**Work to complete**
Reproduce every record below exactly as written, leaving out any pictures.

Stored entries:
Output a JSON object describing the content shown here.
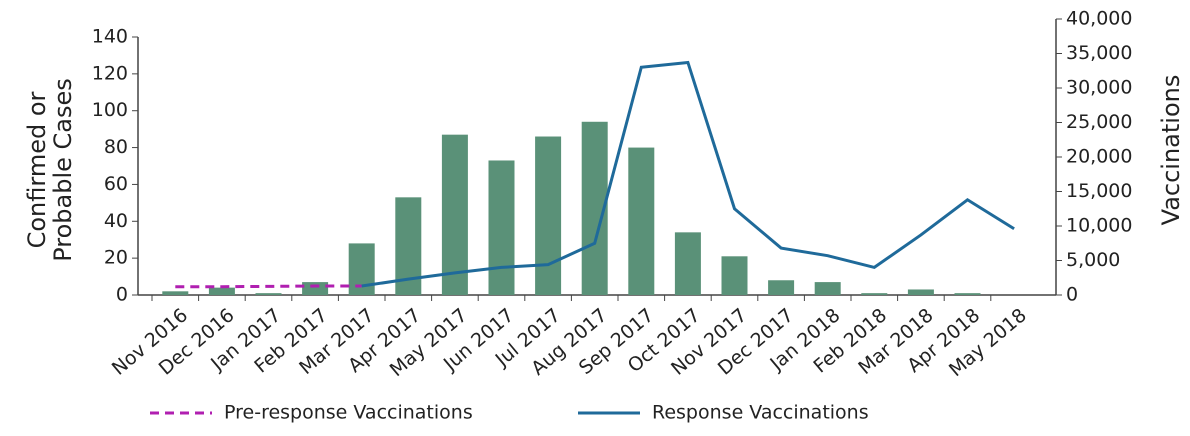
{
  "chart_data": {
    "type": "bar",
    "ylabel": [
      "Confirmed or",
      "Probable Cases"
    ],
    "y2label": "Vaccinations",
    "categories": [
      "Nov 2016",
      "Dec 2016",
      "Jan 2017",
      "Feb 2017",
      "Mar 2017",
      "Apr 2017",
      "May 2017",
      "Jun 2017",
      "Jul 2017",
      "Aug 2017",
      "Sep 2017",
      "Oct 2017",
      "Nov 2017",
      "Dec 2017",
      "Jan 2018",
      "Feb 2018",
      "Mar 2018",
      "Apr 2018",
      "May 2018"
    ],
    "values": [
      2,
      4,
      1,
      7,
      28,
      53,
      87,
      73,
      86,
      94,
      80,
      34,
      21,
      8,
      7,
      1,
      3,
      1,
      0
    ],
    "color": "#5a9178",
    "ylim": [
      0,
      140
    ],
    "yticks": [
      0,
      20,
      40,
      60,
      80,
      100,
      120,
      140
    ],
    "y2lim": [
      0,
      40000
    ],
    "y2ticks": [
      0,
      {
        "value": 5000,
        "label": "5,000"
      },
      {
        "value": 10000,
        "label": "10,000"
      },
      {
        "value": 15000,
        "label": "15,000"
      },
      {
        "value": 20000,
        "label": "20,000"
      },
      {
        "value": 25000,
        "label": "25,000"
      },
      {
        "value": 30000,
        "label": "30,000"
      },
      {
        "value": 35000,
        "label": "35,000"
      },
      {
        "value": 40000,
        "label": "40,000"
      }
    ],
    "series": [
      {
        "name": "Pre-response Vaccinations",
        "color": "#b01fb0",
        "dashed": true,
        "axis": "y2",
        "values": [
          1200,
          1200,
          1250,
          1300,
          1300,
          null,
          null,
          null,
          null,
          null,
          null,
          null,
          null,
          null,
          null,
          null,
          null,
          null,
          null
        ]
      },
      {
        "name": "Response Vaccinations",
        "color": "#1f6a9a",
        "axis": "y2",
        "values": [
          null,
          null,
          null,
          null,
          1300,
          2300,
          3200,
          4000,
          4400,
          7500,
          33000,
          33700,
          12500,
          6800,
          5700,
          4000,
          8700,
          13800,
          9600
        ]
      }
    ]
  }
}
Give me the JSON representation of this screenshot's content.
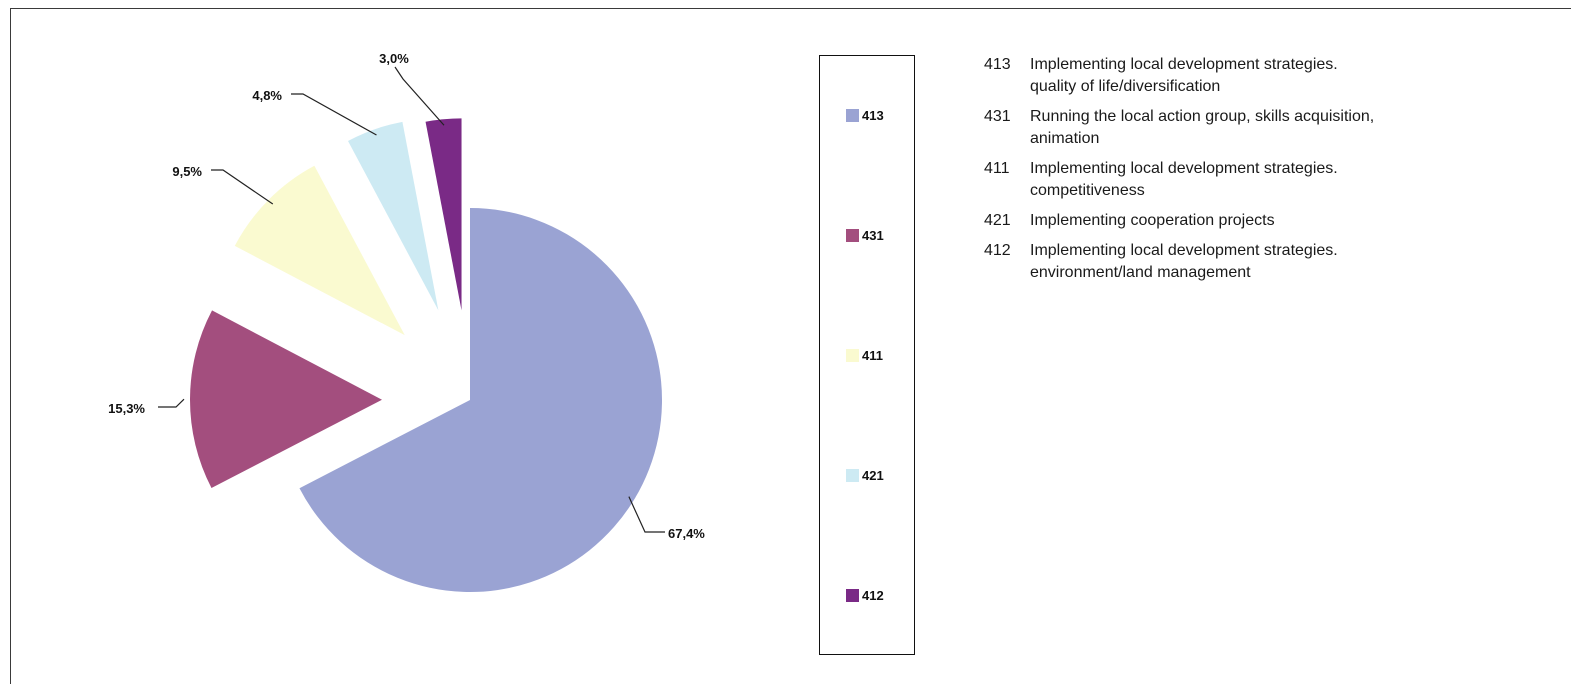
{
  "chart_data": {
    "type": "pie",
    "title": "",
    "exploded": true,
    "slices": [
      {
        "code": "413",
        "value": 67.4,
        "label": "67,4%",
        "color": "#9aa3d3",
        "description": "Implementing local development strategies. quality of life/diversification"
      },
      {
        "code": "431",
        "value": 15.3,
        "label": "15,3%",
        "color": "#a34e7e",
        "description": "Running the local action group, skills acquisition, animation"
      },
      {
        "code": "411",
        "value": 9.5,
        "label": "9,5%",
        "color": "#fafad0",
        "description": "Implementing local development strategies. competitiveness"
      },
      {
        "code": "421",
        "value": 4.8,
        "label": "4,8%",
        "color": "#cdeaf3",
        "description": "Implementing cooperation projects"
      },
      {
        "code": "412",
        "value": 3.0,
        "label": "3,0%",
        "color": "#7a2a86",
        "description": "Implementing local development strategies. environment/land management"
      }
    ],
    "legend_placement": "right"
  },
  "legend": {
    "items": [
      {
        "code": "413",
        "color": "#9aa3d3"
      },
      {
        "code": "431",
        "color": "#a34e7e"
      },
      {
        "code": "411",
        "color": "#fafad0"
      },
      {
        "code": "421",
        "color": "#cdeaf3"
      },
      {
        "code": "412",
        "color": "#7a2a86"
      }
    ]
  },
  "descriptions": [
    {
      "code": "413",
      "text_line1": "Implementing local development strategies.",
      "text_line2": "quality of life/diversification"
    },
    {
      "code": "431",
      "text_line1": "Running the local action group, skills acquisition,",
      "text_line2": "animation"
    },
    {
      "code": "411",
      "text_line1": "Implementing local development strategies.",
      "text_line2": "competitiveness"
    },
    {
      "code": "421",
      "text_line1": "Implementing cooperation projects",
      "text_line2": ""
    },
    {
      "code": "412",
      "text_line1": "Implementing local development strategies.",
      "text_line2": "environment/land management"
    }
  ]
}
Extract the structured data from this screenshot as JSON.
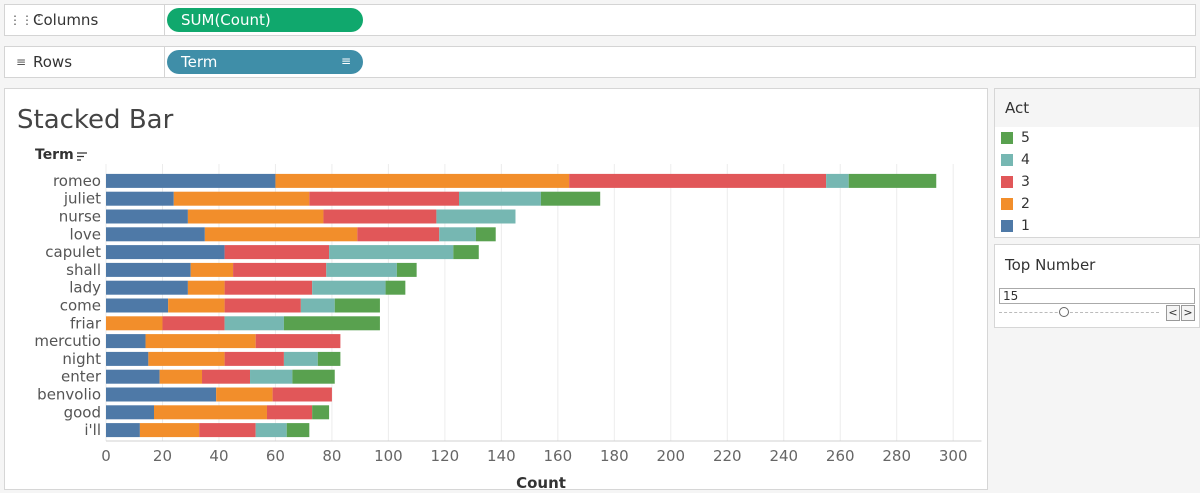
{
  "shelves": {
    "columns": {
      "label": "Columns",
      "icon": "columns-icon",
      "pill": "SUM(Count)"
    },
    "rows": {
      "label": "Rows",
      "icon": "rows-icon",
      "pill": "Term"
    }
  },
  "colors": {
    "act1": "#4e79a7",
    "act2": "#f28e2b",
    "act3": "#e15759",
    "act4": "#76b7b2",
    "act5": "#59a14f"
  },
  "legend": {
    "title": "Act",
    "items": [
      {
        "label": "5",
        "color": "#59a14f"
      },
      {
        "label": "4",
        "color": "#76b7b2"
      },
      {
        "label": "3",
        "color": "#e15759"
      },
      {
        "label": "2",
        "color": "#f28e2b"
      },
      {
        "label": "1",
        "color": "#4e79a7"
      }
    ]
  },
  "parameter": {
    "title": "Top Number",
    "value": "15",
    "prev": "<",
    "next": ">"
  },
  "chart_data": {
    "type": "bar",
    "orientation": "horizontal",
    "stacked": true,
    "title": "Stacked Bar",
    "xlabel": "Count",
    "ylabel": "Term",
    "xlim": [
      0,
      310
    ],
    "xticks": [
      0,
      20,
      40,
      60,
      80,
      100,
      120,
      140,
      160,
      180,
      200,
      220,
      240,
      260,
      280,
      300
    ],
    "grid": true,
    "legend_position": "right",
    "categories": [
      "romeo",
      "juliet",
      "nurse",
      "love",
      "capulet",
      "shall",
      "lady",
      "come",
      "friar",
      "mercutio",
      "night",
      "enter",
      "benvolio",
      "good",
      "i'll"
    ],
    "series": [
      {
        "name": "1",
        "values": [
          60,
          24,
          29,
          35,
          42,
          30,
          29,
          22,
          0,
          14,
          15,
          19,
          39,
          17,
          12
        ]
      },
      {
        "name": "2",
        "values": [
          104,
          48,
          48,
          54,
          0,
          15,
          13,
          20,
          20,
          39,
          27,
          15,
          20,
          40,
          21
        ]
      },
      {
        "name": "3",
        "values": [
          91,
          53,
          40,
          29,
          37,
          33,
          31,
          27,
          22,
          30,
          21,
          17,
          21,
          16,
          20
        ]
      },
      {
        "name": "4",
        "values": [
          8,
          29,
          28,
          13,
          44,
          25,
          26,
          12,
          21,
          0,
          12,
          15,
          0,
          0,
          11
        ]
      },
      {
        "name": "5",
        "values": [
          31,
          21,
          0,
          7,
          9,
          7,
          7,
          16,
          34,
          0,
          8,
          15,
          0,
          6,
          8
        ]
      }
    ]
  }
}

**Written reply**
Output a JSON object describing the content shown here.
{
  "chart_data": {
    "type": "bar",
    "ylabel": [
      "Confirmed or",
      "Probable Cases"
    ],
    "y2label": "Vaccinations",
    "categories": [
      "Nov 2016",
      "Dec 2016",
      "Jan 2017",
      "Feb 2017",
      "Mar 2017",
      "Apr 2017",
      "May 2017",
      "Jun 2017",
      "Jul 2017",
      "Aug 2017",
      "Sep 2017",
      "Oct 2017",
      "Nov 2017",
      "Dec 2017",
      "Jan 2018",
      "Feb 2018",
      "Mar 2018",
      "Apr 2018",
      "May 2018"
    ],
    "values": [
      2,
      4,
      1,
      7,
      28,
      53,
      87,
      73,
      86,
      94,
      80,
      34,
      21,
      8,
      7,
      1,
      3,
      1,
      0
    ],
    "color": "#5a9178",
    "ylim": [
      0,
      140
    ],
    "yticks": [
      0,
      20,
      40,
      60,
      80,
      100,
      120,
      140
    ],
    "y2lim": [
      0,
      40000
    ],
    "y2ticks": [
      0,
      {
        "value": 5000,
        "label": "5,000"
      },
      {
        "value": 10000,
        "label": "10,000"
      },
      {
        "value": 15000,
        "label": "15,000"
      },
      {
        "value": 20000,
        "label": "20,000"
      },
      {
        "value": 25000,
        "label": "25,000"
      },
      {
        "value": 30000,
        "label": "30,000"
      },
      {
        "value": 35000,
        "label": "35,000"
      },
      {
        "value": 40000,
        "label": "40,000"
      }
    ],
    "series": [
      {
        "name": "Pre-response Vaccinations",
        "color": "#b01fb0",
        "dashed": true,
        "axis": "y2",
        "values": [
          1200,
          1200,
          1250,
          1300,
          1300,
          null,
          null,
          null,
          null,
          null,
          null,
          null,
          null,
          null,
          null,
          null,
          null,
          null,
          null
        ]
      },
      {
        "name": "Response Vaccinations",
        "color": "#1f6a9a",
        "axis": "y2",
        "values": [
          null,
          null,
          null,
          null,
          1300,
          2300,
          3200,
          4000,
          4400,
          7500,
          33000,
          33700,
          12500,
          6800,
          5700,
          4000,
          8700,
          13800,
          9600
        ]
      }
    ]
  }
}
Give me the JSON representation of this screenshot's content.
{
  "chart_data": {
    "type": "pie",
    "title": "",
    "exploded": true,
    "slices": [
      {
        "code": "413",
        "value": 67.4,
        "label": "67,4%",
        "color": "#9aa3d3",
        "description": "Implementing local development strategies. quality of life/diversification"
      },
      {
        "code": "431",
        "value": 15.3,
        "label": "15,3%",
        "color": "#a34e7e",
        "description": "Running the local action group, skills acquisition, animation"
      },
      {
        "code": "411",
        "value": 9.5,
        "label": "9,5%",
        "color": "#fafad0",
        "description": "Implementing local development strategies. competitiveness"
      },
      {
        "code": "421",
        "value": 4.8,
        "label": "4,8%",
        "color": "#cdeaf3",
        "description": "Implementing cooperation projects"
      },
      {
        "code": "412",
        "value": 3.0,
        "label": "3,0%",
        "color": "#7a2a86",
        "description": "Implementing local development strategies. environment/land management"
      }
    ],
    "legend_placement": "right"
  },
  "legend": {
    "items": [
      {
        "code": "413",
        "color": "#9aa3d3"
      },
      {
        "code": "431",
        "color": "#a34e7e"
      },
      {
        "code": "411",
        "color": "#fafad0"
      },
      {
        "code": "421",
        "color": "#cdeaf3"
      },
      {
        "code": "412",
        "color": "#7a2a86"
      }
    ]
  },
  "descriptions": [
    {
      "code": "413",
      "text_line1": "Implementing local development strategies.",
      "text_line2": "quality of life/diversification"
    },
    {
      "code": "431",
      "text_line1": "Running the local action group, skills acquisition,",
      "text_line2": "animation"
    },
    {
      "code": "411",
      "text_line1": "Implementing local development strategies.",
      "text_line2": "competitiveness"
    },
    {
      "code": "421",
      "text_line1": "Implementing cooperation projects",
      "text_line2": ""
    },
    {
      "code": "412",
      "text_line1": "Implementing local development strategies.",
      "text_line2": "environment/land management"
    }
  ]
}
Extract the structured data from this screenshot as JSON.
{
  "shelves": {
    "columns": {
      "label": "Columns",
      "icon": "columns-icon",
      "pill": "SUM(Count)"
    },
    "rows": {
      "label": "Rows",
      "icon": "rows-icon",
      "pill": "Term"
    }
  },
  "colors": {
    "act1": "#4e79a7",
    "act2": "#f28e2b",
    "act3": "#e15759",
    "act4": "#76b7b2",
    "act5": "#59a14f"
  },
  "legend": {
    "title": "Act",
    "items": [
      {
        "label": "5",
        "color": "#59a14f"
      },
      {
        "label": "4",
        "color": "#76b7b2"
      },
      {
        "label": "3",
        "color": "#e15759"
      },
      {
        "label": "2",
        "color": "#f28e2b"
      },
      {
        "label": "1",
        "color": "#4e79a7"
      }
    ]
  },
  "parameter": {
    "title": "Top Number",
    "value": "15",
    "prev": "<",
    "next": ">"
  },
  "chart_data": {
    "type": "bar",
    "orientation": "horizontal",
    "stacked": true,
    "title": "Stacked Bar",
    "xlabel": "Count",
    "ylabel": "Term",
    "xlim": [
      0,
      310
    ],
    "xticks": [
      0,
      20,
      40,
      60,
      80,
      100,
      120,
      140,
      160,
      180,
      200,
      220,
      240,
      260,
      280,
      300
    ],
    "grid": true,
    "legend_position": "right",
    "categories": [
      "romeo",
      "juliet",
      "nurse",
      "love",
      "capulet",
      "shall",
      "lady",
      "come",
      "friar",
      "mercutio",
      "night",
      "enter",
      "benvolio",
      "good",
      "i'll"
    ],
    "series": [
      {
        "name": "1",
        "values": [
          60,
          24,
          29,
          35,
          42,
          30,
          29,
          22,
          0,
          14,
          15,
          19,
          39,
          17,
          12
        ]
      },
      {
        "name": "2",
        "values": [
          104,
          48,
          48,
          54,
          0,
          15,
          13,
          20,
          20,
          39,
          27,
          15,
          20,
          40,
          21
        ]
      },
      {
        "name": "3",
        "values": [
          91,
          53,
          40,
          29,
          37,
          33,
          31,
          27,
          22,
          30,
          21,
          17,
          21,
          16,
          20
        ]
      },
      {
        "name": "4",
        "values": [
          8,
          29,
          28,
          13,
          44,
          25,
          26,
          12,
          21,
          0,
          12,
          15,
          0,
          0,
          11
        ]
      },
      {
        "name": "5",
        "values": [
          31,
          21,
          0,
          7,
          9,
          7,
          7,
          16,
          34,
          0,
          8,
          15,
          0,
          6,
          8
        ]
      }
    ]
  }
}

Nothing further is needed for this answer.